- **Work to complete**: Restate the material word for word and leave out anything that is a picture.

- **Records for processing**:

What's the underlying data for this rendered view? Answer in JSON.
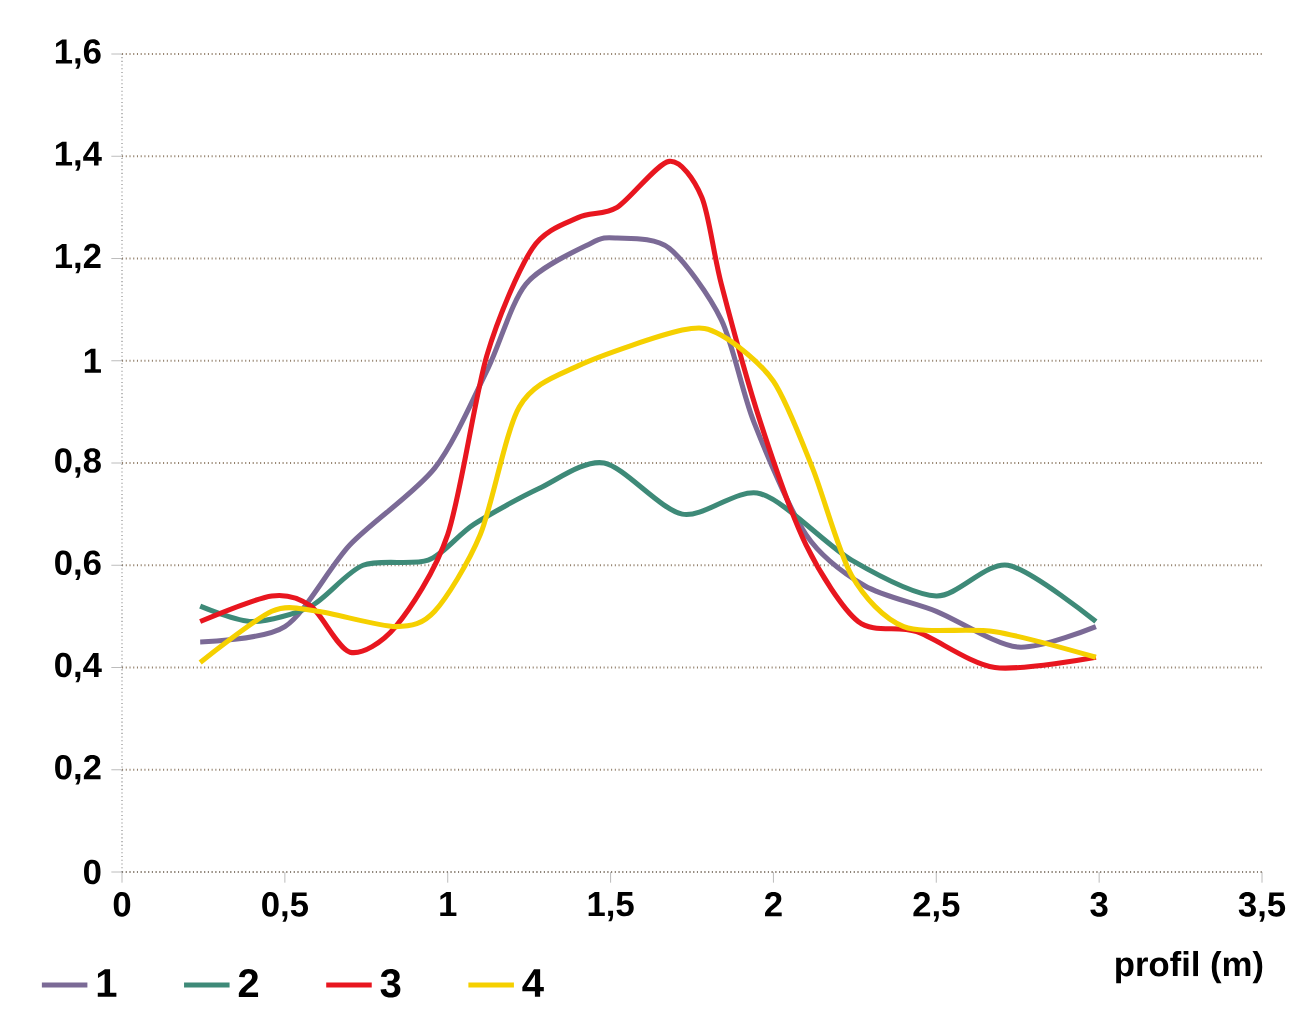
{
  "chart_data": {
    "type": "line",
    "xlabel": "profil (m)",
    "xlim": [
      0,
      3.5
    ],
    "ylim": [
      0,
      1.6
    ],
    "xticks": [
      0,
      {
        "value": 0.5,
        "label": "0,5"
      },
      1,
      {
        "value": 1.5,
        "label": "1,5"
      },
      2,
      {
        "value": 2.5,
        "label": "2,5"
      },
      3,
      {
        "value": 3.5,
        "label": "3,5"
      }
    ],
    "yticks": [
      0,
      {
        "value": 0.2,
        "label": "0,2"
      },
      {
        "value": 0.4,
        "label": "0,4"
      },
      {
        "value": 0.6,
        "label": "0,6"
      },
      {
        "value": 0.8,
        "label": "0,8"
      },
      1,
      {
        "value": 1.2,
        "label": "1,2"
      },
      {
        "value": 1.4,
        "label": "1,4"
      },
      {
        "value": 1.6,
        "label": "1,6"
      }
    ],
    "grid": "y",
    "legend": "bottom",
    "marker": "none",
    "line_style": "solid",
    "series": [
      {
        "name": "1",
        "color": "#7b6a96",
        "x": [
          0.24,
          0.5,
          0.7,
          0.96,
          1.12,
          1.24,
          1.44,
          1.52,
          1.68,
          1.84,
          1.94,
          2.1,
          2.28,
          2.5,
          2.75,
          2.99
        ],
        "values": [
          0.45,
          0.48,
          0.64,
          0.79,
          0.98,
          1.15,
          1.23,
          1.24,
          1.22,
          1.08,
          0.88,
          0.66,
          0.56,
          0.51,
          0.44,
          0.48
        ]
      },
      {
        "name": "2",
        "color": "#3e8a78",
        "x": [
          0.24,
          0.4,
          0.58,
          0.74,
          0.94,
          1.08,
          1.28,
          1.48,
          1.72,
          1.96,
          2.24,
          2.5,
          2.72,
          2.99
        ],
        "values": [
          0.52,
          0.49,
          0.52,
          0.6,
          0.61,
          0.68,
          0.75,
          0.8,
          0.7,
          0.74,
          0.61,
          0.54,
          0.6,
          0.49
        ]
      },
      {
        "name": "3",
        "color": "#e8161f",
        "x": [
          0.24,
          0.46,
          0.58,
          0.7,
          0.84,
          1.0,
          1.12,
          1.26,
          1.4,
          1.52,
          1.68,
          1.78,
          1.84,
          1.96,
          2.1,
          2.26,
          2.44,
          2.68,
          2.99
        ],
        "values": [
          0.49,
          0.54,
          0.52,
          0.43,
          0.48,
          0.66,
          1.01,
          1.22,
          1.28,
          1.3,
          1.39,
          1.32,
          1.15,
          0.88,
          0.64,
          0.49,
          0.47,
          0.4,
          0.42
        ]
      },
      {
        "name": "4",
        "color": "#f5d000",
        "x": [
          0.24,
          0.46,
          0.6,
          0.84,
          0.96,
          1.1,
          1.22,
          1.4,
          1.72,
          1.84,
          2.0,
          2.12,
          2.24,
          2.4,
          2.68,
          2.99
        ],
        "values": [
          0.41,
          0.51,
          0.51,
          0.48,
          0.51,
          0.66,
          0.91,
          0.99,
          1.06,
          1.05,
          0.96,
          0.79,
          0.58,
          0.48,
          0.47,
          0.42
        ]
      }
    ]
  }
}
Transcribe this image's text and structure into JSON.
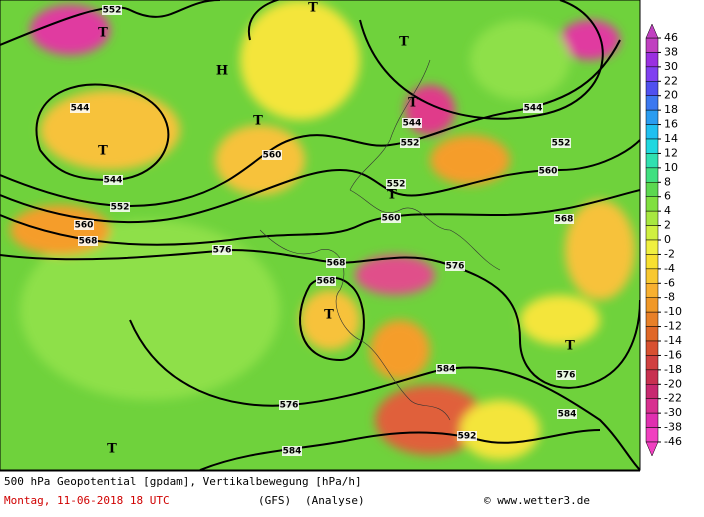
{
  "map": {
    "contour_labels": [
      552,
      544,
      544,
      552,
      560,
      568,
      576,
      560,
      544,
      552,
      552,
      560,
      544,
      552,
      560,
      568,
      568,
      568,
      576,
      576,
      584,
      584,
      576,
      584,
      592
    ],
    "markers": [
      "T",
      "T",
      "T",
      "T",
      "T",
      "T",
      "T",
      "T",
      "T",
      "T",
      "H"
    ]
  },
  "legend": {
    "levels": [
      46,
      38,
      30,
      22,
      20,
      18,
      16,
      14,
      12,
      10,
      8,
      6,
      4,
      2,
      0,
      -2,
      -4,
      -6,
      -8,
      -10,
      -12,
      -14,
      -16,
      -18,
      -20,
      -22,
      -30,
      -38,
      -46
    ],
    "colors": [
      "#c040c0",
      "#9a30e0",
      "#8040f0",
      "#5050f0",
      "#3c78f0",
      "#2a9cf0",
      "#20c0f0",
      "#20d8e0",
      "#30e0b0",
      "#40e080",
      "#5cd850",
      "#80e040",
      "#a8e840",
      "#d0f040",
      "#f0f040",
      "#f8e030",
      "#f8c830",
      "#f8b030",
      "#f09828",
      "#e88028",
      "#e06828",
      "#d85030",
      "#d04040",
      "#c83050",
      "#c82870",
      "#d83090",
      "#e030b0",
      "#f040c0"
    ]
  },
  "footer": {
    "title": "500 hPa Geopotential [gpdam], Vertikalbewegung [hPa/h]",
    "date": "Montag, 11-06-2018  18 UTC",
    "model": "(GFS)",
    "run": "(Analyse)",
    "copyright": "© www.wetter3.de"
  }
}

- **Reply**:
What's the underlying data for this rendered view? Answer in JSON.
{
  "chart_data": {
    "type": "line",
    "xlabel": "profil (m)",
    "xlim": [
      0,
      3.5
    ],
    "ylim": [
      0,
      1.6
    ],
    "xticks": [
      0,
      {
        "value": 0.5,
        "label": "0,5"
      },
      1,
      {
        "value": 1.5,
        "label": "1,5"
      },
      2,
      {
        "value": 2.5,
        "label": "2,5"
      },
      3,
      {
        "value": 3.5,
        "label": "3,5"
      }
    ],
    "yticks": [
      0,
      {
        "value": 0.2,
        "label": "0,2"
      },
      {
        "value": 0.4,
        "label": "0,4"
      },
      {
        "value": 0.6,
        "label": "0,6"
      },
      {
        "value": 0.8,
        "label": "0,8"
      },
      1,
      {
        "value": 1.2,
        "label": "1,2"
      },
      {
        "value": 1.4,
        "label": "1,4"
      },
      {
        "value": 1.6,
        "label": "1,6"
      }
    ],
    "grid": "y",
    "legend": "bottom",
    "marker": "none",
    "line_style": "solid",
    "series": [
      {
        "name": "1",
        "color": "#7b6a96",
        "x": [
          0.24,
          0.5,
          0.7,
          0.96,
          1.12,
          1.24,
          1.44,
          1.52,
          1.68,
          1.84,
          1.94,
          2.1,
          2.28,
          2.5,
          2.75,
          2.99
        ],
        "values": [
          0.45,
          0.48,
          0.64,
          0.79,
          0.98,
          1.15,
          1.23,
          1.24,
          1.22,
          1.08,
          0.88,
          0.66,
          0.56,
          0.51,
          0.44,
          0.48
        ]
      },
      {
        "name": "2",
        "color": "#3e8a78",
        "x": [
          0.24,
          0.4,
          0.58,
          0.74,
          0.94,
          1.08,
          1.28,
          1.48,
          1.72,
          1.96,
          2.24,
          2.5,
          2.72,
          2.99
        ],
        "values": [
          0.52,
          0.49,
          0.52,
          0.6,
          0.61,
          0.68,
          0.75,
          0.8,
          0.7,
          0.74,
          0.61,
          0.54,
          0.6,
          0.49
        ]
      },
      {
        "name": "3",
        "color": "#e8161f",
        "x": [
          0.24,
          0.46,
          0.58,
          0.7,
          0.84,
          1.0,
          1.12,
          1.26,
          1.4,
          1.52,
          1.68,
          1.78,
          1.84,
          1.96,
          2.1,
          2.26,
          2.44,
          2.68,
          2.99
        ],
        "values": [
          0.49,
          0.54,
          0.52,
          0.43,
          0.48,
          0.66,
          1.01,
          1.22,
          1.28,
          1.3,
          1.39,
          1.32,
          1.15,
          0.88,
          0.64,
          0.49,
          0.47,
          0.4,
          0.42
        ]
      },
      {
        "name": "4",
        "color": "#f5d000",
        "x": [
          0.24,
          0.46,
          0.6,
          0.84,
          0.96,
          1.1,
          1.22,
          1.4,
          1.72,
          1.84,
          2.0,
          2.12,
          2.24,
          2.4,
          2.68,
          2.99
        ],
        "values": [
          0.41,
          0.51,
          0.51,
          0.48,
          0.51,
          0.66,
          0.91,
          0.99,
          1.06,
          1.05,
          0.96,
          0.79,
          0.58,
          0.48,
          0.47,
          0.42
        ]
      }
    ]
  }
}
Transcribe this image's text and structure into JSON.
{
  "map": {
    "contour_labels": [
      552,
      544,
      544,
      552,
      560,
      568,
      576,
      560,
      544,
      552,
      552,
      560,
      544,
      552,
      560,
      568,
      568,
      568,
      576,
      576,
      584,
      584,
      576,
      584,
      592
    ],
    "markers": [
      "T",
      "T",
      "T",
      "T",
      "T",
      "T",
      "T",
      "T",
      "T",
      "T",
      "H"
    ]
  },
  "legend": {
    "levels": [
      46,
      38,
      30,
      22,
      20,
      18,
      16,
      14,
      12,
      10,
      8,
      6,
      4,
      2,
      0,
      -2,
      -4,
      -6,
      -8,
      -10,
      -12,
      -14,
      -16,
      -18,
      -20,
      -22,
      -30,
      -38,
      -46
    ],
    "colors": [
      "#c040c0",
      "#9a30e0",
      "#8040f0",
      "#5050f0",
      "#3c78f0",
      "#2a9cf0",
      "#20c0f0",
      "#20d8e0",
      "#30e0b0",
      "#40e080",
      "#5cd850",
      "#80e040",
      "#a8e840",
      "#d0f040",
      "#f0f040",
      "#f8e030",
      "#f8c830",
      "#f8b030",
      "#f09828",
      "#e88028",
      "#e06828",
      "#d85030",
      "#d04040",
      "#c83050",
      "#c82870",
      "#d83090",
      "#e030b0",
      "#f040c0"
    ]
  },
  "footer": {
    "title": "500 hPa Geopotential [gpdam], Vertikalbewegung [hPa/h]",
    "date": "Montag, 11-06-2018  18 UTC",
    "model": "(GFS)",
    "run": "(Analyse)",
    "copyright": "© www.wetter3.de"
  }
}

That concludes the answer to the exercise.